■ **Stored items**:
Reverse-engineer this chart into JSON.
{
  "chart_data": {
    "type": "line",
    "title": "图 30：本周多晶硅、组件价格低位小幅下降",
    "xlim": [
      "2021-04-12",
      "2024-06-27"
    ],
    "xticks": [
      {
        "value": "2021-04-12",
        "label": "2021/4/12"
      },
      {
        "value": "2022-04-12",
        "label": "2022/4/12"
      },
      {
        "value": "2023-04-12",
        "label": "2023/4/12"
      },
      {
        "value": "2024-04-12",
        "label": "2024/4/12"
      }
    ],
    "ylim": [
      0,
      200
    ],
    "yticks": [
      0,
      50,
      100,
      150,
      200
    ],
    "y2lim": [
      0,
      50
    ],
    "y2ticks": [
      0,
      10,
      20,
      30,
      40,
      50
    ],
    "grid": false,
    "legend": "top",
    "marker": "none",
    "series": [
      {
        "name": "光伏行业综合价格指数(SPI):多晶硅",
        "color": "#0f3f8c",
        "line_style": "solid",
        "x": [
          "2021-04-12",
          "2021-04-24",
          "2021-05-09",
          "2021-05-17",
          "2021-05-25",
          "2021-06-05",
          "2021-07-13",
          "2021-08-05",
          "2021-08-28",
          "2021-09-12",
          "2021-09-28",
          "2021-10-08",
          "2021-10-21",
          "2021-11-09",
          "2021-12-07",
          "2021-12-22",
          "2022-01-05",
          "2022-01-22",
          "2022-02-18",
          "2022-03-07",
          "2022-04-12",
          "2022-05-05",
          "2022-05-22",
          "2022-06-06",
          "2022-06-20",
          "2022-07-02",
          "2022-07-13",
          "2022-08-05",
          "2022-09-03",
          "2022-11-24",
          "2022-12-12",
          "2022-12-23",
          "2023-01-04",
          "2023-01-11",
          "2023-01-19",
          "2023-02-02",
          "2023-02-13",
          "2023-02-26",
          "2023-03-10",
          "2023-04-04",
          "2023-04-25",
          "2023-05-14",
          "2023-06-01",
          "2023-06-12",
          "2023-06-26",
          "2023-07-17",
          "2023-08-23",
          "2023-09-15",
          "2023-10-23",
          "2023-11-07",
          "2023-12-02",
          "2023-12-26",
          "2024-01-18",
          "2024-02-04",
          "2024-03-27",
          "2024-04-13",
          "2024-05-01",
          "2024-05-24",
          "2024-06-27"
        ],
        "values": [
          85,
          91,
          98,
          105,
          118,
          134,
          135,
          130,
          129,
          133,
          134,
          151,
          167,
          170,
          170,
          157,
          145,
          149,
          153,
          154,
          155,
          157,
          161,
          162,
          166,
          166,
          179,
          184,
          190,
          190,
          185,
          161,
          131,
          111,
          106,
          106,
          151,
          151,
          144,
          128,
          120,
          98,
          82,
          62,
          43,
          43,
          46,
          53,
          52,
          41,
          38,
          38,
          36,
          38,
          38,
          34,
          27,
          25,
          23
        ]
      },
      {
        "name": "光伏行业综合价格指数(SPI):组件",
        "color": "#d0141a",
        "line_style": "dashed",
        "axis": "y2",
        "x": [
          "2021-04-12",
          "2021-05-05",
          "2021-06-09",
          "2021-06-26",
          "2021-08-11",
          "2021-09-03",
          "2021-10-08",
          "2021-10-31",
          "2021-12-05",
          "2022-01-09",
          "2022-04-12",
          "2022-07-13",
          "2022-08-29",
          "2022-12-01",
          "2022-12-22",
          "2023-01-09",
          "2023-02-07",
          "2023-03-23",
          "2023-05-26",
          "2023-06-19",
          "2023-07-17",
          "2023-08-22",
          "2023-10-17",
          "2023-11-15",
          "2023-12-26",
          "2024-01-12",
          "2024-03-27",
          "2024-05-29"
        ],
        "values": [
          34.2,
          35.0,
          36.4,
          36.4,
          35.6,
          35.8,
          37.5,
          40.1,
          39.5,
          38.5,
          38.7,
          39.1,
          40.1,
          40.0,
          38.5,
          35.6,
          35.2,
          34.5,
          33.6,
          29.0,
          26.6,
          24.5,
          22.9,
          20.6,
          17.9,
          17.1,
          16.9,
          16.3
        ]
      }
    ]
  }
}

■ **GIVEN PROBLEM**: Return all of the above records exactly, leaving no line out.

■ **FINAL ANSWER**:
Reverse-engineer this chart into JSON.
{
  "chart_data": {
    "type": "line",
    "title": "图 30：本周多晶硅、组件价格低位小幅下降",
    "xlim": [
      "2021-04-12",
      "2024-06-27"
    ],
    "xticks": [
      {
        "value": "2021-04-12",
        "label": "2021/4/12"
      },
      {
        "value": "2022-04-12",
        "label": "2022/4/12"
      },
      {
        "value": "2023-04-12",
        "label": "2023/4/12"
      },
      {
        "value": "2024-04-12",
        "label": "2024/4/12"
      }
    ],
    "ylim": [
      0,
      200
    ],
    "yticks": [
      0,
      50,
      100,
      150,
      200
    ],
    "y2lim": [
      0,
      50
    ],
    "y2ticks": [
      0,
      10,
      20,
      30,
      40,
      50
    ],
    "grid": false,
    "legend": "top",
    "marker": "none",
    "series": [
      {
        "name": "光伏行业综合价格指数(SPI):多晶硅",
        "color": "#0f3f8c",
        "line_style": "solid",
        "x": [
          "2021-04-12",
          "2021-04-24",
          "2021-05-09",
          "2021-05-17",
          "2021-05-25",
          "2021-06-05",
          "2021-07-13",
          "2021-08-05",
          "2021-08-28",
          "2021-09-12",
          "2021-09-28",
          "2021-10-08",
          "2021-10-21",
          "2021-11-09",
          "2021-12-07",
          "2021-12-22",
          "2022-01-05",
          "2022-01-22",
          "2022-02-18",
          "2022-03-07",
          "2022-04-12",
          "2022-05-05",
          "2022-05-22",
          "2022-06-06",
          "2022-06-20",
          "2022-07-02",
          "2022-07-13",
          "2022-08-05",
          "2022-09-03",
          "2022-11-24",
          "2022-12-12",
          "2022-12-23",
          "2023-01-04",
          "2023-01-11",
          "2023-01-19",
          "2023-02-02",
          "2023-02-13",
          "2023-02-26",
          "2023-03-10",
          "2023-04-04",
          "2023-04-25",
          "2023-05-14",
          "2023-06-01",
          "2023-06-12",
          "2023-06-26",
          "2023-07-17",
          "2023-08-23",
          "2023-09-15",
          "2023-10-23",
          "2023-11-07",
          "2023-12-02",
          "2023-12-26",
          "2024-01-18",
          "2024-02-04",
          "2024-03-27",
          "2024-04-13",
          "2024-05-01",
          "2024-05-24",
          "2024-06-27"
        ],
        "values": [
          85,
          91,
          98,
          105,
          118,
          134,
          135,
          130,
          129,
          133,
          134,
          151,
          167,
          170,
          170,
          157,
          145,
          149,
          153,
          154,
          155,
          157,
          161,
          162,
          166,
          166,
          179,
          184,
          190,
          190,
          185,
          161,
          131,
          111,
          106,
          106,
          151,
          151,
          144,
          128,
          120,
          98,
          82,
          62,
          43,
          43,
          46,
          53,
          52,
          41,
          38,
          38,
          36,
          38,
          38,
          34,
          27,
          25,
          23
        ]
      },
      {
        "name": "光伏行业综合价格指数(SPI):组件",
        "color": "#d0141a",
        "line_style": "dashed",
        "axis": "y2",
        "x": [
          "2021-04-12",
          "2021-05-05",
          "2021-06-09",
          "2021-06-26",
          "2021-08-11",
          "2021-09-03",
          "2021-10-08",
          "2021-10-31",
          "2021-12-05",
          "2022-01-09",
          "2022-04-12",
          "2022-07-13",
          "2022-08-29",
          "2022-12-01",
          "2022-12-22",
          "2023-01-09",
          "2023-02-07",
          "2023-03-23",
          "2023-05-26",
          "2023-06-19",
          "2023-07-17",
          "2023-08-22",
          "2023-10-17",
          "2023-11-15",
          "2023-12-26",
          "2024-01-12",
          "2024-03-27",
          "2024-05-29"
        ],
        "values": [
          34.2,
          35.0,
          36.4,
          36.4,
          35.6,
          35.8,
          37.5,
          40.1,
          39.5,
          38.5,
          38.7,
          39.1,
          40.1,
          40.0,
          38.5,
          35.6,
          35.2,
          34.5,
          33.6,
          29.0,
          26.6,
          24.5,
          22.9,
          20.6,
          17.9,
          17.1,
          16.9,
          16.3
        ]
      }
    ]
  }
}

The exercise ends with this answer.